Print out, unchanged, the lines of the entries below, from the line containing "Enumerate the UI" through the last line of the entries, both included.

====== Material for the task

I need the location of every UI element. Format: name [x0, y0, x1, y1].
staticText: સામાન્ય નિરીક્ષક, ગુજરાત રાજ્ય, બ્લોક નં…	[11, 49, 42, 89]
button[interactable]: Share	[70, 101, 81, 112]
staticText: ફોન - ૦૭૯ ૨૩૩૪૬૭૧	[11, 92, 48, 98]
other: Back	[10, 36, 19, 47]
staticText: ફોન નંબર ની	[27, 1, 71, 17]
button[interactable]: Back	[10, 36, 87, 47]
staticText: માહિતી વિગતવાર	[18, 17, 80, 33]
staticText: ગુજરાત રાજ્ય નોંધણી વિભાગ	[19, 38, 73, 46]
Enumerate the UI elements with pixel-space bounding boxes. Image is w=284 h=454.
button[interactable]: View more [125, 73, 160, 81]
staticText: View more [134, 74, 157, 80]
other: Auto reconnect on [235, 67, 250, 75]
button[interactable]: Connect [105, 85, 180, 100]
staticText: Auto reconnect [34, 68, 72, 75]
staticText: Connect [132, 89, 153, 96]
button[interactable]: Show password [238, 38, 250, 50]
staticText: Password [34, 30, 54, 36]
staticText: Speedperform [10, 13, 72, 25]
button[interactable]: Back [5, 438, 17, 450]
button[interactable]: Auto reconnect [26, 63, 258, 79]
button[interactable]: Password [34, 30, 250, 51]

============

▸ **Response to this exercise**
Enumerate the UI elements with pixel-space bounding boxes. Image is w=284 h=454.
button[interactable]: View more [125, 73, 160, 81]
staticText: View more [134, 74, 157, 80]
other: Auto reconnect on [235, 67, 250, 75]
button[interactable]: Connect [105, 85, 180, 100]
staticText: Auto reconnect [34, 68, 72, 75]
staticText: Connect [132, 89, 153, 96]
button[interactable]: Show password [238, 38, 250, 50]
staticText: Password [34, 30, 54, 36]
staticText: Speedperform [10, 13, 72, 25]
button[interactable]: Back [5, 438, 17, 450]
button[interactable]: Auto reconnect [26, 63, 258, 79]
button[interactable]: Password [34, 30, 250, 51]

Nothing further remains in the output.